**TASK DETAILS**
Take the material and output all of it exactly.

Extracted records:
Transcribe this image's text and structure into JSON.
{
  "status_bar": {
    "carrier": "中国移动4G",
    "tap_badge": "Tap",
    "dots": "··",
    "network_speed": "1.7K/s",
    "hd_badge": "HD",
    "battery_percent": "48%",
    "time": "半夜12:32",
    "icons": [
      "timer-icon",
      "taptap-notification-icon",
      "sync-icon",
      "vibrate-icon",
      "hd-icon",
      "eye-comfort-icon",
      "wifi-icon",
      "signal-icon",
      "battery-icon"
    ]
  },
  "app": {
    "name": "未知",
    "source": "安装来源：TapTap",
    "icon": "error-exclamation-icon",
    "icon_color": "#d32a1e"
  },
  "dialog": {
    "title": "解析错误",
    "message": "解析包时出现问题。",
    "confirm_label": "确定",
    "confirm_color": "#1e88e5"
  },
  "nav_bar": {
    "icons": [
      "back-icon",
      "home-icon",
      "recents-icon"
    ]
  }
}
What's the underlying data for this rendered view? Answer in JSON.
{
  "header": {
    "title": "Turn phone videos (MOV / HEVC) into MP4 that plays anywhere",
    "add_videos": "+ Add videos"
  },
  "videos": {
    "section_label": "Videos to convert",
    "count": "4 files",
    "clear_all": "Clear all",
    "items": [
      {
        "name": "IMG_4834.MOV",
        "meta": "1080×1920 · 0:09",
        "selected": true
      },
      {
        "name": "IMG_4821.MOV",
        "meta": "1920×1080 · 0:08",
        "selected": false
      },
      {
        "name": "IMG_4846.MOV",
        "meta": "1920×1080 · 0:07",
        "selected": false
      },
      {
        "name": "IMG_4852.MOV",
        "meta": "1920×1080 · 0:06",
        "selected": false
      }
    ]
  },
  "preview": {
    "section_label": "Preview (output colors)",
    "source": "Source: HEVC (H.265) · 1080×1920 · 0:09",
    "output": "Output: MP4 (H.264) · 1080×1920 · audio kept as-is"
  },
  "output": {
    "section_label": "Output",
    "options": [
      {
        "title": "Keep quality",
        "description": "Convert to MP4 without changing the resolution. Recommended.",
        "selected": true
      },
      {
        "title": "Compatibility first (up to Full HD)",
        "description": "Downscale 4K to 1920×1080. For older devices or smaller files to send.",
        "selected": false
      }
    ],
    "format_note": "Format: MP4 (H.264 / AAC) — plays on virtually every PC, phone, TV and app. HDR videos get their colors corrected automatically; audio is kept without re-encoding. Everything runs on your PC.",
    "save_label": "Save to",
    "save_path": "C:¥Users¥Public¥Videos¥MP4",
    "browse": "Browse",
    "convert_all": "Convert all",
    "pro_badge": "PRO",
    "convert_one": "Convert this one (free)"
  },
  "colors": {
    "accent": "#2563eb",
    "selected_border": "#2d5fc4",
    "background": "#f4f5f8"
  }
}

**WRITTEN REPLY**
Transcribe this image's text and structure into JSON.
{
  "status_bar": {
    "carrier": "中国移动4G",
    "tap_badge": "Tap",
    "dots": "··",
    "network_speed": "1.7K/s",
    "hd_badge": "HD",
    "battery_percent": "48%",
    "time": "半夜12:32",
    "icons": [
      "timer-icon",
      "taptap-notification-icon",
      "sync-icon",
      "vibrate-icon",
      "hd-icon",
      "eye-comfort-icon",
      "wifi-icon",
      "signal-icon",
      "battery-icon"
    ]
  },
  "app": {
    "name": "未知",
    "source": "安装来源：TapTap",
    "icon": "error-exclamation-icon",
    "icon_color": "#d32a1e"
  },
  "dialog": {
    "title": "解析错误",
    "message": "解析包时出现问题。",
    "confirm_label": "确定",
    "confirm_color": "#1e88e5"
  },
  "nav_bar": {
    "icons": [
      "back-icon",
      "home-icon",
      "recents-icon"
    ]
  }
}
What's the underlying data for this rendered view? Answer in JSON.
{
  "header": {
    "title": "Turn phone videos (MOV / HEVC) into MP4 that plays anywhere",
    "add_videos": "+ Add videos"
  },
  "videos": {
    "section_label": "Videos to convert",
    "count": "4 files",
    "clear_all": "Clear all",
    "items": [
      {
        "name": "IMG_4834.MOV",
        "meta": "1080×1920 · 0:09",
        "selected": true
      },
      {
        "name": "IMG_4821.MOV",
        "meta": "1920×1080 · 0:08",
        "selected": false
      },
      {
        "name": "IMG_4846.MOV",
        "meta": "1920×1080 · 0:07",
        "selected": false
      },
      {
        "name": "IMG_4852.MOV",
        "meta": "1920×1080 · 0:06",
        "selected": false
      }
    ]
  },
  "preview": {
    "section_label": "Preview (output colors)",
    "source": "Source: HEVC (H.265) · 1080×1920 · 0:09",
    "output": "Output: MP4 (H.264) · 1080×1920 · audio kept as-is"
  },
  "output": {
    "section_label": "Output",
    "options": [
      {
        "title": "Keep quality",
        "description": "Convert to MP4 without changing the resolution. Recommended.",
        "selected": true
      },
      {
        "title": "Compatibility first (up to Full HD)",
        "description": "Downscale 4K to 1920×1080. For older devices or smaller files to send.",
        "selected": false
      }
    ],
    "format_note": "Format: MP4 (H.264 / AAC) — plays on virtually every PC, phone, TV and app. HDR videos get their colors corrected automatically; audio is kept without re-encoding. Everything runs on your PC.",
    "save_label": "Save to",
    "save_path": "C:¥Users¥Public¥Videos¥MP4",
    "browse": "Browse",
    "convert_all": "Convert all",
    "pro_badge": "PRO",
    "convert_one": "Convert this one (free)"
  },
  "colors": {
    "accent": "#2563eb",
    "selected_border": "#2d5fc4",
    "background": "#f4f5f8"
  }
}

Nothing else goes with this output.